Instruction:
Please reproduce the stretch of the background subtraction and calibration text from "SMDExplorer attempts to" through "suitable experimental conditions." word for word.

Excerpted text:
------------------------------------------------

Fig. 4.3 The Background Subtraction Window#

Parameters

Subtract

The experimental background signal to subtract from the dataset. Options are:

  • First: The first spectrum of the dataset (e.g. t=0 for a time scan) contains the background and will be subtracted from all other spectra.

  • Last: The last spectrum of the dataset will be subtracted from all other spectra.

  • From File: Load a background spectrum from disk to subtract from the dataset. Supported file types are:

Important

SMDExplorer attempts to validate the selected background spectrum and displays an error if the number of points or spectral range of the background and the spectral dataset are different. There are no checks, however, whether the background signal was acquired under suitable experimental conditions.

4.3. Calibration#

Calibration allows to correct the spectral axis of the dataset, for example to correct for drift of the spectrometer during the experiment.

../_images/calibrationWindow.png

Fig. 4.4 The Calibration Window#

Calibration (see The Calibration Window) provides two different modes:

  • global calibration

  • per spectrum calibration

The red spectrum in the graph in The Calibration Window displays the resulting spectrum.

4.3.1. Global Calibration#

Here, a constant offset is applied to the spectral axis of each spectrum.

Parameters

Offset

The offset to apply to the spectral dimension (x-axis) of the dataset.

------------------------------------------------

[Excerpt from a dataset]
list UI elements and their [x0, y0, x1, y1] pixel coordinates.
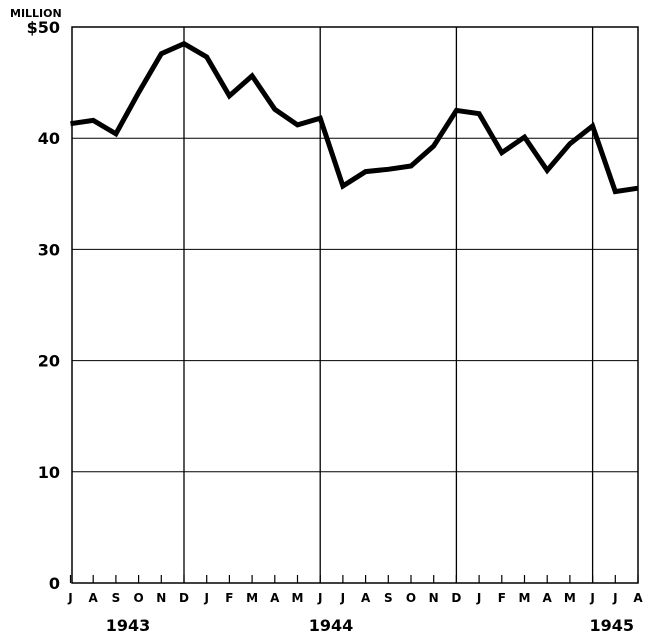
year-label: 1945 — [589, 616, 634, 635]
x-tick-label: A — [89, 591, 99, 605]
x-tick-label: J — [67, 591, 72, 605]
x-tick-label: J — [589, 591, 594, 605]
x-tick-label: A — [543, 591, 553, 605]
x-tick-label: M — [564, 591, 576, 605]
x-tick-label: J — [317, 591, 322, 605]
x-tick-label: J — [476, 591, 481, 605]
x-tick-label: F — [498, 591, 506, 605]
x-tick-label: M — [246, 591, 258, 605]
x-tick-label: S — [112, 591, 121, 605]
unit-label: MILLION — [10, 7, 62, 20]
y-tick-label: $50 — [27, 18, 60, 37]
series-group — [70, 40, 639, 195]
horizontal-gridlines — [72, 137, 638, 473]
series-line — [70, 40, 639, 195]
y-tick-label: 10 — [38, 463, 60, 482]
x-tick-label: J — [340, 591, 345, 605]
y-tick-label: 30 — [38, 240, 60, 259]
x-tick-label: O — [406, 591, 416, 605]
year-label: 1944 — [309, 616, 354, 635]
x-tick-label: A — [633, 591, 643, 605]
x-tick-label: D — [179, 591, 189, 605]
x-axis-ticks — [69, 575, 639, 583]
y-tick-label: 20 — [38, 352, 60, 371]
x-tick-label: N — [429, 591, 439, 605]
x-tick-label: F — [225, 591, 233, 605]
x-tick-label: M — [519, 591, 531, 605]
vertical-gridlines — [183, 27, 594, 583]
x-tick-label: A — [361, 591, 371, 605]
plot-frame — [71, 26, 639, 584]
x-tick-label: A — [270, 591, 280, 605]
x-tick-label: N — [156, 591, 166, 605]
y-tick-label: 0 — [49, 574, 60, 593]
x-axis-year-labels: 1943 1944 1945 — [106, 616, 634, 635]
x-tick-label: J — [203, 591, 208, 605]
y-tick-label: 40 — [38, 129, 60, 148]
x-tick-label: M — [292, 591, 304, 605]
x-tick-label: D — [451, 591, 461, 605]
x-tick-label: S — [384, 591, 393, 605]
y-axis-tick-labels: 0 10 20 30 40 $50 — [27, 18, 60, 593]
year-label: 1943 — [106, 616, 151, 635]
x-tick-label: O — [133, 591, 143, 605]
x-tick-label: J — [612, 591, 617, 605]
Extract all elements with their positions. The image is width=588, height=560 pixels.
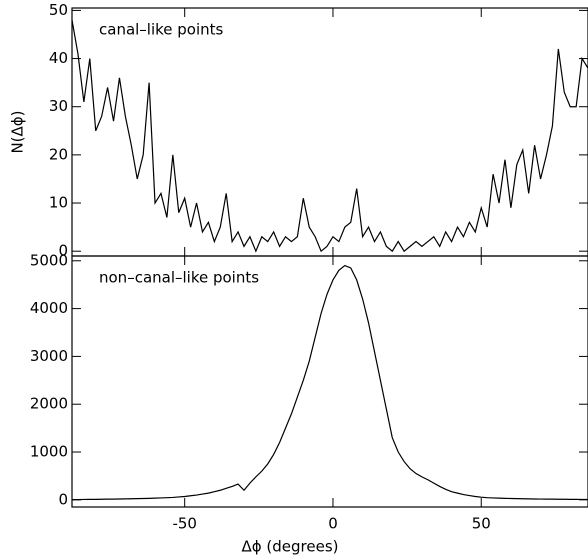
x-axis-label: Δϕ (degrees) [241, 538, 338, 556]
y-tick-label: 3000 [30, 347, 68, 365]
y-tick-label: 4000 [30, 299, 68, 317]
data-line [71, 19, 588, 253]
y-tick-label: 1000 [30, 443, 68, 461]
y-tick-label: 0 [58, 242, 68, 260]
x-tick-label: 50 [472, 515, 491, 533]
y-tick-label: 5000 [30, 251, 68, 269]
y-tick-label: 30 [49, 97, 68, 115]
plot-frame [71, 255, 588, 508]
plot-frame [71, 7, 588, 257]
y-tick-label: 10 [49, 194, 68, 212]
y-tick-label: 0 [58, 490, 68, 508]
y-tick-label: 40 [49, 49, 68, 67]
annotation: canal–like points [99, 21, 224, 39]
annotation: non–canal–like points [99, 269, 259, 287]
y-tick-label: 20 [49, 145, 68, 163]
x-tick-label: -50 [172, 515, 197, 533]
data-line [72, 264, 588, 501]
y-tick-label: 50 [49, 1, 68, 19]
y-tick-label: 2000 [30, 395, 68, 413]
y-axis-label: N(Δϕ) [9, 110, 27, 153]
x-tick-label: 0 [328, 515, 338, 533]
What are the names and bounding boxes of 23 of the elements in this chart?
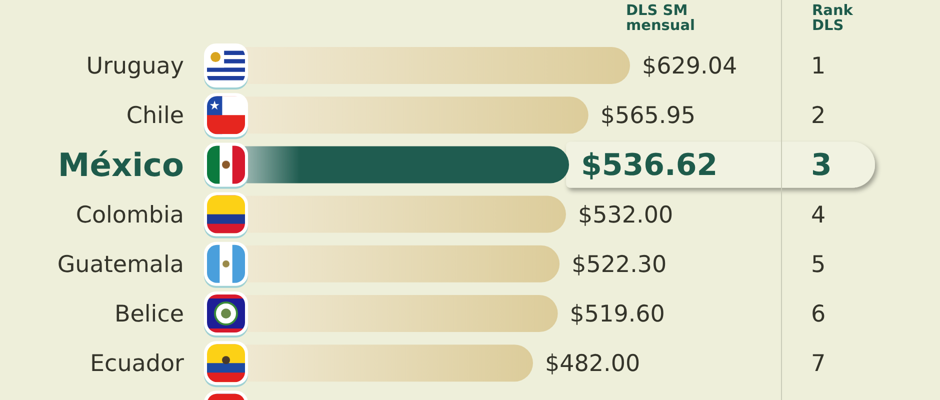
data-label: $536.62 — [581, 148, 718, 184]
text: 5 — [811, 252, 826, 278]
text: Rank DLS — [812, 3, 854, 34]
data-label: $532.00 — [578, 202, 674, 228]
y-tick-label: Colombia — [76, 202, 184, 228]
y-tick-label: Ecuador — [90, 351, 185, 378]
text: 6 — [811, 302, 826, 328]
data-label: $565.95 — [600, 103, 696, 130]
data-label: $629.04 — [642, 54, 738, 80]
text: 1 — [811, 54, 826, 80]
data-label: $482.00 — [544, 351, 640, 378]
y-tick-label: Uruguay — [86, 54, 184, 80]
text: 4 — [811, 202, 826, 228]
y-tick-label: México — [58, 146, 184, 184]
y-tick-label: Chile — [126, 103, 184, 130]
text: 2 — [811, 103, 826, 130]
y-tick-label: Belice — [114, 302, 184, 328]
y-tick-label: Guatemala — [57, 252, 184, 278]
data-label: $519.60 — [570, 302, 665, 328]
data-label: $522.30 — [572, 252, 667, 278]
text: 7 — [811, 351, 826, 378]
text: 3 — [811, 148, 832, 184]
text: DLS SM mensual — [626, 3, 695, 34]
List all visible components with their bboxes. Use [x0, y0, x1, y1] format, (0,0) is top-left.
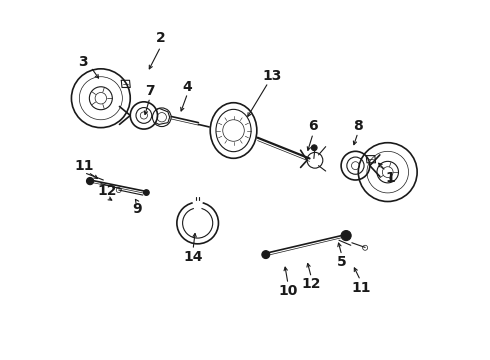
Circle shape — [87, 177, 94, 185]
Text: 1: 1 — [385, 171, 395, 185]
Text: 7: 7 — [145, 84, 155, 98]
Text: 14: 14 — [183, 250, 203, 264]
Text: 5: 5 — [337, 256, 347, 270]
Text: 11: 11 — [352, 280, 371, 294]
Text: 12: 12 — [97, 184, 117, 198]
Text: 6: 6 — [308, 119, 318, 133]
Circle shape — [262, 251, 270, 258]
Text: 3: 3 — [78, 55, 88, 69]
Circle shape — [311, 145, 317, 150]
Wedge shape — [193, 202, 202, 210]
Text: 9: 9 — [133, 202, 142, 216]
Circle shape — [341, 230, 351, 240]
Text: 8: 8 — [353, 119, 363, 133]
Text: 10: 10 — [278, 284, 298, 298]
Circle shape — [144, 190, 149, 195]
Text: 11: 11 — [74, 159, 94, 173]
Text: 4: 4 — [183, 80, 193, 94]
Text: 12: 12 — [301, 277, 321, 291]
Text: 13: 13 — [262, 69, 282, 83]
Text: 2: 2 — [156, 31, 166, 45]
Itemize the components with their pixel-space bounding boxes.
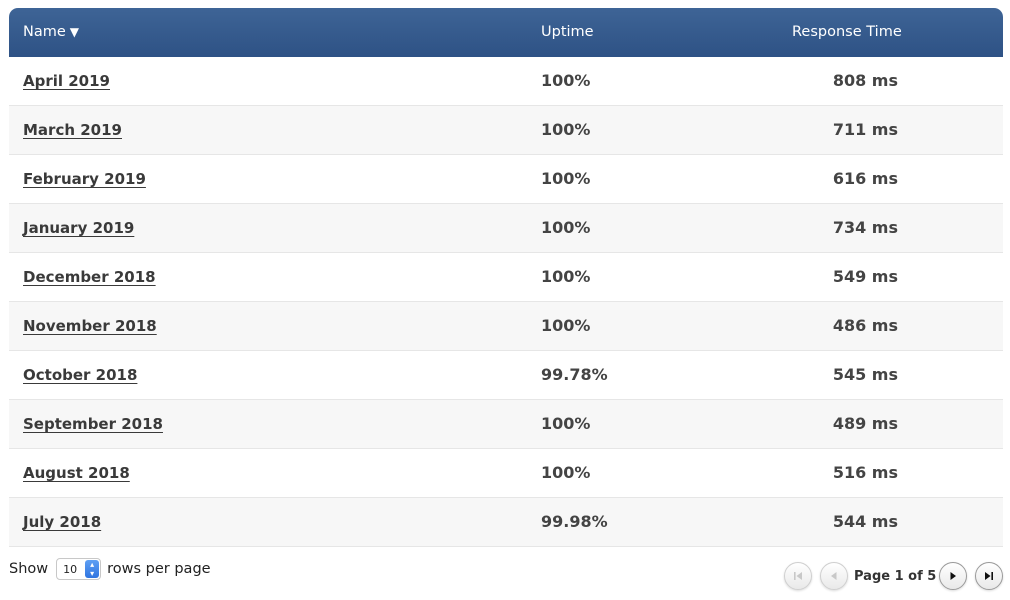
next-page-button[interactable] (939, 562, 968, 590)
select-stepper-icon: ▴ ▾ (85, 560, 100, 578)
sort-descending-icon: ▼ (69, 25, 80, 39)
table-row: March 2019 100% 711 ms (9, 106, 1003, 155)
table-row: November 2018 100% 486 ms (9, 302, 1003, 351)
column-header-name-label: Name (23, 24, 66, 40)
last-page-icon (985, 572, 994, 580)
report-table: Name ▼ Uptime Response Time April 2019 10… (9, 8, 1003, 547)
row-name-link[interactable]: September 2018 (23, 415, 163, 433)
row-response-time: 545 ms (832, 365, 898, 384)
column-header-response-time[interactable]: Response Time (792, 24, 902, 40)
previous-page-button[interactable] (820, 562, 848, 590)
row-uptime: 100% (541, 169, 591, 188)
row-name-link[interactable]: November 2018 (23, 317, 157, 335)
row-response-time: 489 ms (832, 414, 898, 433)
rows-per-page-label: rows per page (107, 561, 211, 577)
table-row: August 2018 100% 516 ms (9, 449, 1003, 498)
row-response-time: 549 ms (832, 267, 898, 286)
row-name-link[interactable]: January 2019 (23, 219, 135, 237)
row-name-link[interactable]: July 2018 (23, 513, 102, 531)
first-page-icon (794, 572, 802, 580)
table-row: September 2018 100% 489 ms (9, 400, 1003, 449)
row-uptime: 100% (541, 71, 591, 90)
row-response-time: 616 ms (832, 169, 898, 188)
row-name-link[interactable]: August 2018 (23, 464, 130, 482)
table-row: July 2018 99.98% 544 ms (9, 498, 1003, 547)
show-label: Show (9, 561, 49, 577)
row-response-time: 808 ms (832, 71, 898, 90)
row-name-link[interactable]: December 2018 (23, 268, 156, 286)
row-uptime: 99.78% (541, 365, 608, 384)
row-uptime: 100% (541, 267, 591, 286)
table-header: Name ▼ Uptime Response Time (9, 8, 1003, 57)
row-name-link[interactable]: October 2018 (23, 366, 138, 384)
column-header-uptime[interactable]: Uptime (541, 24, 594, 40)
row-response-time: 711 ms (832, 120, 898, 139)
rows-per-page-value: 10 (63, 562, 78, 576)
row-name-link[interactable]: February 2019 (23, 170, 146, 188)
row-uptime: 99.98% (541, 512, 608, 531)
rows-per-page-select[interactable]: 10 ▴ ▾ (56, 558, 102, 580)
last-page-button[interactable] (975, 562, 1004, 590)
row-uptime: 100% (541, 316, 591, 335)
row-name-link[interactable]: March 2019 (23, 121, 122, 139)
table-row: October 2018 99.78% 545 ms (9, 351, 1003, 400)
first-page-button[interactable] (784, 562, 812, 590)
row-response-time: 734 ms (832, 218, 898, 237)
previous-page-icon (831, 572, 837, 580)
next-page-icon (950, 572, 957, 580)
table-row: February 2019 100% 616 ms (9, 155, 1003, 204)
table-row: December 2018 100% 549 ms (9, 253, 1003, 302)
row-uptime: 100% (541, 463, 591, 482)
pagination: Page 1 of 5 (784, 560, 1004, 592)
row-response-time: 486 ms (832, 316, 898, 335)
table-row: April 2019 100% 808 ms (9, 57, 1003, 106)
row-name-link[interactable]: April 2019 (23, 72, 110, 90)
row-uptime: 100% (541, 414, 591, 433)
page-indicator: Page 1 of 5 (854, 568, 937, 584)
row-response-time: 516 ms (832, 463, 898, 482)
column-header-name[interactable]: Name ▼ (23, 8, 79, 57)
row-uptime: 100% (541, 120, 591, 139)
row-response-time: 544 ms (832, 512, 898, 531)
table-row: January 2019 100% 734 ms (9, 204, 1003, 253)
row-uptime: 100% (541, 218, 591, 237)
rows-per-page-control: Show 10 ▴ ▾ rows per page (9, 558, 211, 580)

------------------------------------------------

The solution:
SMDExplorer attempts to validate the selected background spectrum and displays an error if the number of points or spectral range of the background and the spectral dataset are different. There are no checks, however, whether the background signal was acquired under suitable experimental conditions.